# [Exercise]
Go through the material below and report how many lines contain "object". Give only the number.

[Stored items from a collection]
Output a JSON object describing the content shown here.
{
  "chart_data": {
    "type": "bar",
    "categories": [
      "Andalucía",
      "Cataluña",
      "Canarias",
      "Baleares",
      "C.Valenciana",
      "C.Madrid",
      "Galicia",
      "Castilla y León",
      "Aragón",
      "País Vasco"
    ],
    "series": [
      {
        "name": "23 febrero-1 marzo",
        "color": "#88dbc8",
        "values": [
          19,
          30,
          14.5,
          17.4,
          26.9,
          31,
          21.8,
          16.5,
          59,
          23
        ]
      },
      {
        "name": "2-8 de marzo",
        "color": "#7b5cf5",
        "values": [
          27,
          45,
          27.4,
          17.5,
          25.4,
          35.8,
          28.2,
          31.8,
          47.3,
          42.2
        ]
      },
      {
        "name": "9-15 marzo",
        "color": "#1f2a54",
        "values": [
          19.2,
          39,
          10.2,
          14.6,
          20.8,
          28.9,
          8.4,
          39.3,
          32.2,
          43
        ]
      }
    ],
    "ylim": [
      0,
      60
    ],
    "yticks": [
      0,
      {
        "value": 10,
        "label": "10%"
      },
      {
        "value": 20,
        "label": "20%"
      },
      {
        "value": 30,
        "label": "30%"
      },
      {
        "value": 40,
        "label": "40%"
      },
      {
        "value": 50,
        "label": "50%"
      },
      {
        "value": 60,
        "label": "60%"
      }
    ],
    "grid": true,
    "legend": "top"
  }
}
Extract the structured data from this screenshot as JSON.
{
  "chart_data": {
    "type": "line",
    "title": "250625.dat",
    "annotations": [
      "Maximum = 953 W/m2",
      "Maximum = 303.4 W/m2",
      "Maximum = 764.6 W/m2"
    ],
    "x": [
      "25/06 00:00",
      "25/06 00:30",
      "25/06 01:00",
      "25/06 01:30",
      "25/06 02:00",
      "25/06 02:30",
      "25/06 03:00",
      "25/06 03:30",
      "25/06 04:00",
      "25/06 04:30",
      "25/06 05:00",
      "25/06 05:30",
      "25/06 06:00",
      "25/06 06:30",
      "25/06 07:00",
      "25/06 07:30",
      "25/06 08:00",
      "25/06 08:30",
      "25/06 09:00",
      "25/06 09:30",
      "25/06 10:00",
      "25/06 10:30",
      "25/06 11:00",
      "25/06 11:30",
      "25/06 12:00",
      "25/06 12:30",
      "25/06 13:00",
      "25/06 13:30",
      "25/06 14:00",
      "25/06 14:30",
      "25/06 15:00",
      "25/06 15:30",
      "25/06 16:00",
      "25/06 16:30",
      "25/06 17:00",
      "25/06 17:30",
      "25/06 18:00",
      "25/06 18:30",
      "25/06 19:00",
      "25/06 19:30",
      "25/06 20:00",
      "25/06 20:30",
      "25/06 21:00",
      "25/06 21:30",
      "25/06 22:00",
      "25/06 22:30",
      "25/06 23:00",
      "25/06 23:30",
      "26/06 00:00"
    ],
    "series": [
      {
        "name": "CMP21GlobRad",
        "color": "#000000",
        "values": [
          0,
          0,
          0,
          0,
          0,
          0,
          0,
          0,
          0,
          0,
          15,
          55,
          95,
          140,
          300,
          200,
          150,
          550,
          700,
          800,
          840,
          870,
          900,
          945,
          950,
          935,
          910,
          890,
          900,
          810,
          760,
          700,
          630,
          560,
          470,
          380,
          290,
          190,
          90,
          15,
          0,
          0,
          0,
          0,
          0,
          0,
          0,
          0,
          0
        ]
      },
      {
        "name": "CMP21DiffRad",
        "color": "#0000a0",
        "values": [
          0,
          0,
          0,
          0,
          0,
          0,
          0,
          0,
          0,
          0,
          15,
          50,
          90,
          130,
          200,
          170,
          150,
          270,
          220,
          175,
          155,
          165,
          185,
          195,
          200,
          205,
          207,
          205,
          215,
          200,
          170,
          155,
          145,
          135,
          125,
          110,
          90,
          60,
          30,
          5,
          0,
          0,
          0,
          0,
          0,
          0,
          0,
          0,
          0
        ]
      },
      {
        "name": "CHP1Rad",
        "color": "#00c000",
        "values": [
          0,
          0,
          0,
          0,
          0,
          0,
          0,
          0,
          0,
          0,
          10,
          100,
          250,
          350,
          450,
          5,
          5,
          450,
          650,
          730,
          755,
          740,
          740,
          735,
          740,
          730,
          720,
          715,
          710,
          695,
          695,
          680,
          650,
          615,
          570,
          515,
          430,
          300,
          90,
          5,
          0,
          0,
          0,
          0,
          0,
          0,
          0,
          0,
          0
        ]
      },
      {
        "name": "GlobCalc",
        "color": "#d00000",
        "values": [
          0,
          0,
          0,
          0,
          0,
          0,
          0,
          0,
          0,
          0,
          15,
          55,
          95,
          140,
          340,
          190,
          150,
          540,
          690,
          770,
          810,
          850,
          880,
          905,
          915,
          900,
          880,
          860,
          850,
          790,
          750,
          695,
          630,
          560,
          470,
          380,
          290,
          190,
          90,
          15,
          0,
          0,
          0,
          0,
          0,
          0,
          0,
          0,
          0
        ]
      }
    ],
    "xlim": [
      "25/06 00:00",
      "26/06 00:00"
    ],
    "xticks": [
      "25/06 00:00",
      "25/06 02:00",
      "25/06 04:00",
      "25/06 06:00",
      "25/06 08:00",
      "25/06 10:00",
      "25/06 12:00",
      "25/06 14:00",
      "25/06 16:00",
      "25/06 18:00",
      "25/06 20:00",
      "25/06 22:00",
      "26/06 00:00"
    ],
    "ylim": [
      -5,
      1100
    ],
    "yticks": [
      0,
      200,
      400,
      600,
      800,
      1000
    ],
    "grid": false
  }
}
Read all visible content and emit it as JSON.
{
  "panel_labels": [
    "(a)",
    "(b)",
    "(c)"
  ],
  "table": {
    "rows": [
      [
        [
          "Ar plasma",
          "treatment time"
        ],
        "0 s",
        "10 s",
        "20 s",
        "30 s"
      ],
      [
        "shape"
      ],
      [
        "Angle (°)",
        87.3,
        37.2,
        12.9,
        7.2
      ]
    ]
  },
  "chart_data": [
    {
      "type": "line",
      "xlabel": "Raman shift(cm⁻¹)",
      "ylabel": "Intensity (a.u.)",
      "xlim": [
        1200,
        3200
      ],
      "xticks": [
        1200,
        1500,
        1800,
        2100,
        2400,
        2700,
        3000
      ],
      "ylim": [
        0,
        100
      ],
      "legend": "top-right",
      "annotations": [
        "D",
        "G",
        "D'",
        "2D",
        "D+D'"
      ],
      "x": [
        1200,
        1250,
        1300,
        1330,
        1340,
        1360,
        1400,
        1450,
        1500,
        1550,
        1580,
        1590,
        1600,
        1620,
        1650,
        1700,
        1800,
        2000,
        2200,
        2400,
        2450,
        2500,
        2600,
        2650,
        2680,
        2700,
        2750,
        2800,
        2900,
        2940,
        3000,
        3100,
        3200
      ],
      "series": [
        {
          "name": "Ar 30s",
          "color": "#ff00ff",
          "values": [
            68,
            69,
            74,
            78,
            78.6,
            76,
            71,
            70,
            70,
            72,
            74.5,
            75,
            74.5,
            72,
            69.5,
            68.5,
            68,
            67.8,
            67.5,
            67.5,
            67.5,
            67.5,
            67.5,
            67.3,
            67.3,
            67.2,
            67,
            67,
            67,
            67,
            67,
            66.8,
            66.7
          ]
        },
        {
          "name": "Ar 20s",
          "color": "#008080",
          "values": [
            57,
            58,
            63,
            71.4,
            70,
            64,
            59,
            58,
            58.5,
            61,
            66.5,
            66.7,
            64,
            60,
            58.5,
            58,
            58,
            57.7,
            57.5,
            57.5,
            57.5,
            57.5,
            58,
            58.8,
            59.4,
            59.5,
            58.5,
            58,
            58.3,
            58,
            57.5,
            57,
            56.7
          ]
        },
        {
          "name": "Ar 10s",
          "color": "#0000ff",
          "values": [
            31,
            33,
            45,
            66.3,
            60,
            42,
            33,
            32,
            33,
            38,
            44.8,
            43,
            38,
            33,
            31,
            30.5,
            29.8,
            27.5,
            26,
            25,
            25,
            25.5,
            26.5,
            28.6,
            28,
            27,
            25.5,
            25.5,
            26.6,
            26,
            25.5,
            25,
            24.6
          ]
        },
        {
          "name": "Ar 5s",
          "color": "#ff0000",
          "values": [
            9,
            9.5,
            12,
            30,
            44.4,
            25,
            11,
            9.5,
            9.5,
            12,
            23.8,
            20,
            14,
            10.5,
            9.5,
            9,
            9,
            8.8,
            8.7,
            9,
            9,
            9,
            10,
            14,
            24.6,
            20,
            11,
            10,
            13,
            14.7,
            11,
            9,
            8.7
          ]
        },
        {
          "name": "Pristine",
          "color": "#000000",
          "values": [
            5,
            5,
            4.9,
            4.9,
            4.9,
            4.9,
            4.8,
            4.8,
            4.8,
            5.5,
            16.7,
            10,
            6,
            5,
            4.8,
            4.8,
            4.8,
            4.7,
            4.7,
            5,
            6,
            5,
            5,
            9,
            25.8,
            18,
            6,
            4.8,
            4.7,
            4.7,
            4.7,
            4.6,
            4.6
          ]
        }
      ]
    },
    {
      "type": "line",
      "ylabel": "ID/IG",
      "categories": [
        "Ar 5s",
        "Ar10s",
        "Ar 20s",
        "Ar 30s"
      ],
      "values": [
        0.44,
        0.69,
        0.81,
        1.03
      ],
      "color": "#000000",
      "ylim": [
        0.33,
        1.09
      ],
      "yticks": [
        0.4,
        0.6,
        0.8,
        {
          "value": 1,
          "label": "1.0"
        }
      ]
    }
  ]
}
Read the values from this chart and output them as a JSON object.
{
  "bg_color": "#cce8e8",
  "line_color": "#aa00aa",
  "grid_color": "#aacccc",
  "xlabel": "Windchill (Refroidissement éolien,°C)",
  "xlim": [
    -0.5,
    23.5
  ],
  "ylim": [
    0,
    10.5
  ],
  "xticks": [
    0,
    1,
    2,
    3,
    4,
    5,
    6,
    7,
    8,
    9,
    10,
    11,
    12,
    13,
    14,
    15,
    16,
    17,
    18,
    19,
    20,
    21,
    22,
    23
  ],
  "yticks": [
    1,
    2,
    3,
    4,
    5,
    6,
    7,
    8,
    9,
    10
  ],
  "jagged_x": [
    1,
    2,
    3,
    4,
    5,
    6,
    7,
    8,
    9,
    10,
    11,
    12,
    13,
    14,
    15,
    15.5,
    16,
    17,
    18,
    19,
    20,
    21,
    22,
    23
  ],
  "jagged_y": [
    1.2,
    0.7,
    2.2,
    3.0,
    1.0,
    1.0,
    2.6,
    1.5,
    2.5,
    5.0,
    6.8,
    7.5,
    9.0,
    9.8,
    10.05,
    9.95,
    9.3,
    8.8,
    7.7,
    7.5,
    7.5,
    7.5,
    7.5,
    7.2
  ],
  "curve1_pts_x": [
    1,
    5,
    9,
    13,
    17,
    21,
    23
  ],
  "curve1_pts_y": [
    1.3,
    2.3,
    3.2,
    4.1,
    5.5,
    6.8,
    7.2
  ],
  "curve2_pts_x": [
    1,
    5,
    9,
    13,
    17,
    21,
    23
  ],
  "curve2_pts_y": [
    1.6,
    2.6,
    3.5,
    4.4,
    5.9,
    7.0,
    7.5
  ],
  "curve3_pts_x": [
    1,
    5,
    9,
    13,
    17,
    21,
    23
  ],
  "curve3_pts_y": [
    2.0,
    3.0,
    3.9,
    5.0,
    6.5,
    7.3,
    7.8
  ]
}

# [Response to the exercise]
2